* _Listed records_
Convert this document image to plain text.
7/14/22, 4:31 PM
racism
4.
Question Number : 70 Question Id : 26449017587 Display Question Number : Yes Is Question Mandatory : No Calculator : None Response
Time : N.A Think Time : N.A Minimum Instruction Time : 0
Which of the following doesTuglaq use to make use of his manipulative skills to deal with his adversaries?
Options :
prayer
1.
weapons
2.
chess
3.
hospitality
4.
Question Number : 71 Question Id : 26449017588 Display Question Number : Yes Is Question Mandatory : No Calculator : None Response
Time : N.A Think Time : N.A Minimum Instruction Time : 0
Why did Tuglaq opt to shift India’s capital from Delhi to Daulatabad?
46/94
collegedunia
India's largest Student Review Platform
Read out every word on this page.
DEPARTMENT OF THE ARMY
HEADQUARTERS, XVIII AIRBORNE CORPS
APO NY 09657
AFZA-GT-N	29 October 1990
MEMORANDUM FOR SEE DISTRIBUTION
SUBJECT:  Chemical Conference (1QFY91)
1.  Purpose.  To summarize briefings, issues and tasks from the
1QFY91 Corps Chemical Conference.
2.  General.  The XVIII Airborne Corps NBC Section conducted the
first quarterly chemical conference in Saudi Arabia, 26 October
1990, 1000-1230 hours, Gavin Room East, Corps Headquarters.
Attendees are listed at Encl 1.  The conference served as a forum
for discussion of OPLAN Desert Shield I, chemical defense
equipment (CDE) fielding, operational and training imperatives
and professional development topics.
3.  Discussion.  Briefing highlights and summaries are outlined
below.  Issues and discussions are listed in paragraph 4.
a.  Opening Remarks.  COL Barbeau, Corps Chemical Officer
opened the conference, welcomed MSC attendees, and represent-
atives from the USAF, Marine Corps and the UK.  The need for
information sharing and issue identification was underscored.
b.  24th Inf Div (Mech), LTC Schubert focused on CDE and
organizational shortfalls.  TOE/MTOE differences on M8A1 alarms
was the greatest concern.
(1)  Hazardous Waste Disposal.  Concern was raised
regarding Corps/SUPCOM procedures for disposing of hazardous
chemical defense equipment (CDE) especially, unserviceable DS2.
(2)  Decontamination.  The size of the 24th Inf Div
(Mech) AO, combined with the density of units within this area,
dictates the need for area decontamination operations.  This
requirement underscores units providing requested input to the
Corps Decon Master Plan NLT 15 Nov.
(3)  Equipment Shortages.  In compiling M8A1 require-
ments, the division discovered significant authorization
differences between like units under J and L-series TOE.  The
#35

* _Instructions for the task_
Repeat each record exactly. Omit nothing.

* _Completed task_
Convert this document image to plain text.
7/14/22, 4:31 PM
racism
4.
Question Number : 70 Question Id : 26449017587 Display Question Number : Yes Is Question Mandatory : No Calculator : None Response
Time : N.A Think Time : N.A Minimum Instruction Time : 0
Which of the following doesTuglaq use to make use of his manipulative skills to deal with his adversaries?
Options :
prayer
1.
weapons
2.
chess
3.
hospitality
4.
Question Number : 71 Question Id : 26449017588 Display Question Number : Yes Is Question Mandatory : No Calculator : None Response
Time : N.A Think Time : N.A Minimum Instruction Time : 0
Why did Tuglaq opt to shift India’s capital from Delhi to Daulatabad?
46/94
collegedunia
India's largest Student Review Platform
Read out every word on this page.
DEPARTMENT OF THE ARMY
HEADQUARTERS, XVIII AIRBORNE CORPS
APO NY 09657
AFZA-GT-N	29 October 1990
MEMORANDUM FOR SEE DISTRIBUTION
SUBJECT:  Chemical Conference (1QFY91)
1.  Purpose.  To summarize briefings, issues and tasks from the
1QFY91 Corps Chemical Conference.
2.  General.  The XVIII Airborne Corps NBC Section conducted the
first quarterly chemical conference in Saudi Arabia, 26 October
1990, 1000-1230 hours, Gavin Room East, Corps Headquarters.
Attendees are listed at Encl 1.  The conference served as a forum
for discussion of OPLAN Desert Shield I, chemical defense
equipment (CDE) fielding, operational and training imperatives
and professional development topics.
3.  Discussion.  Briefing highlights and summaries are outlined
below.  Issues and discussions are listed in paragraph 4.
a.  Opening Remarks.  COL Barbeau, Corps Chemical Officer
opened the conference, welcomed MSC attendees, and represent-
atives from the USAF, Marine Corps and the UK.  The need for
information sharing and issue identification was underscored.
b.  24th Inf Div (Mech), LTC Schubert focused on CDE and
organizational shortfalls.  TOE/MTOE differences on M8A1 alarms
was the greatest concern.
(1)  Hazardous Waste Disposal.  Concern was raised
regarding Corps/SUPCOM procedures for disposing of hazardous
chemical defense equipment (CDE) especially, unserviceable DS2.
(2)  Decontamination.  The size of the 24th Inf Div
(Mech) AO, combined with the density of units within this area,
dictates the need for area decontamination operations.  This
requirement underscores units providing requested input to the
Corps Decon Master Plan NLT 15 Nov.
(3)  Equipment Shortages.  In compiling M8A1 require-
ments, the division discovered significant authorization
differences between like units under J and L-series TOE.  The
#35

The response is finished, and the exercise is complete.